Dataset items:
==========

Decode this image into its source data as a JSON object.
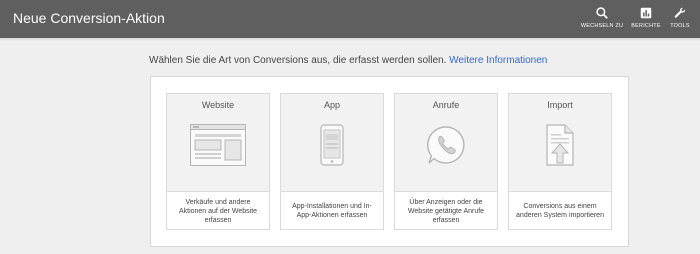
{
  "header": {
    "title": "Neue Conversion-Aktion",
    "tools": [
      {
        "label": "WECHSELN ZU",
        "icon": "search-icon"
      },
      {
        "label": "BERICHTE",
        "icon": "reports-icon"
      },
      {
        "label": "TOOLS",
        "icon": "wrench-icon"
      }
    ]
  },
  "intro": {
    "text": "Wählen Sie die Art von Conversions aus, die erfasst werden sollen.",
    "link": "Weitere Informationen"
  },
  "cards": [
    {
      "name": "Website",
      "description": "Verkäufe und andere Aktionen auf der Website erfassen",
      "icon": "website-icon"
    },
    {
      "name": "App",
      "description": "App-Installationen und In-App-Aktionen erfassen",
      "icon": "phone-icon"
    },
    {
      "name": "Anrufe",
      "description": "Über Anzeigen oder die Website getätigte Anrufe erfassen",
      "icon": "call-icon"
    },
    {
      "name": "Import",
      "description": "Conversions aus einem anderen System importieren",
      "icon": "import-icon"
    }
  ],
  "colors": {
    "header": "#5f5f5f",
    "link": "#3367d6",
    "background": "#efefef"
  }
}
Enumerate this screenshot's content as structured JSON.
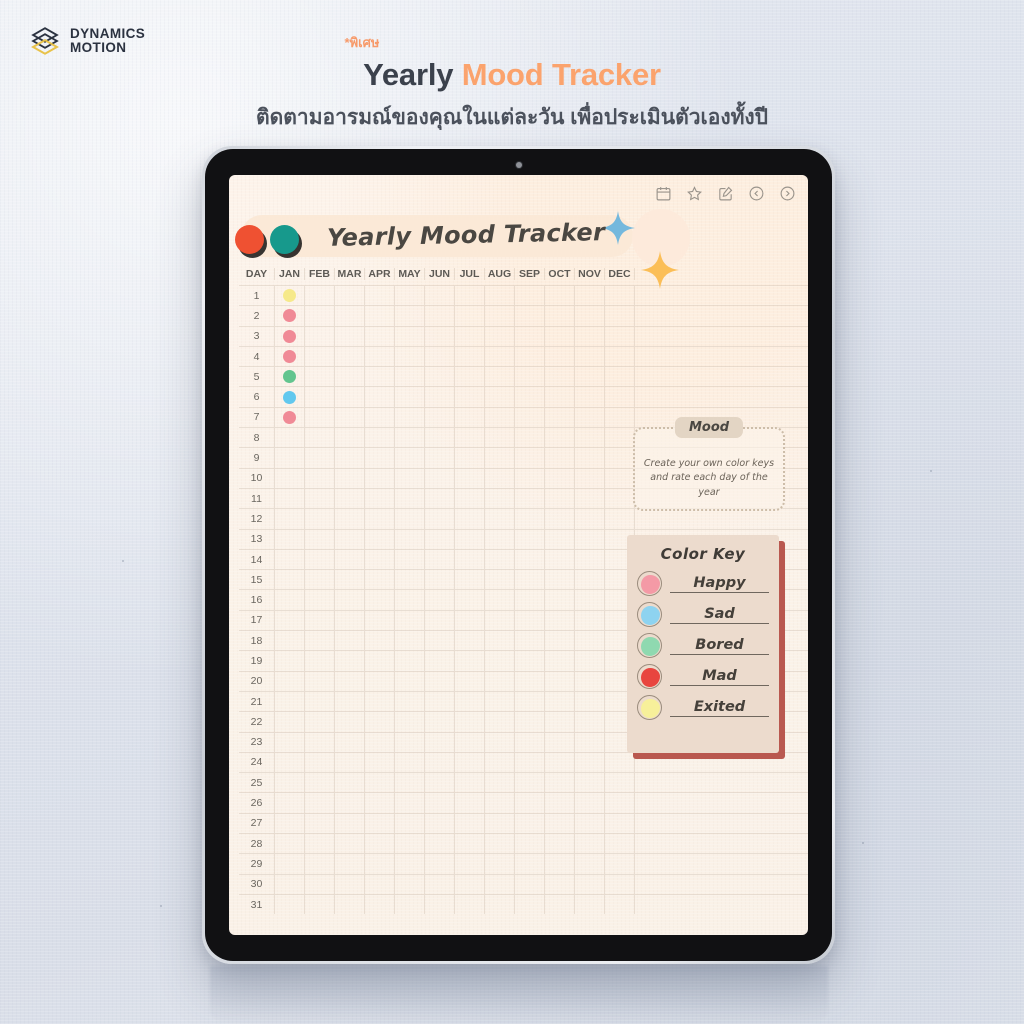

==========

§ What to do
Look through the material and copy each line that has "this".

§ Expected output
Decode this image into its source data as a JSON object.
Enumerate this screenshot's content as structured JSON.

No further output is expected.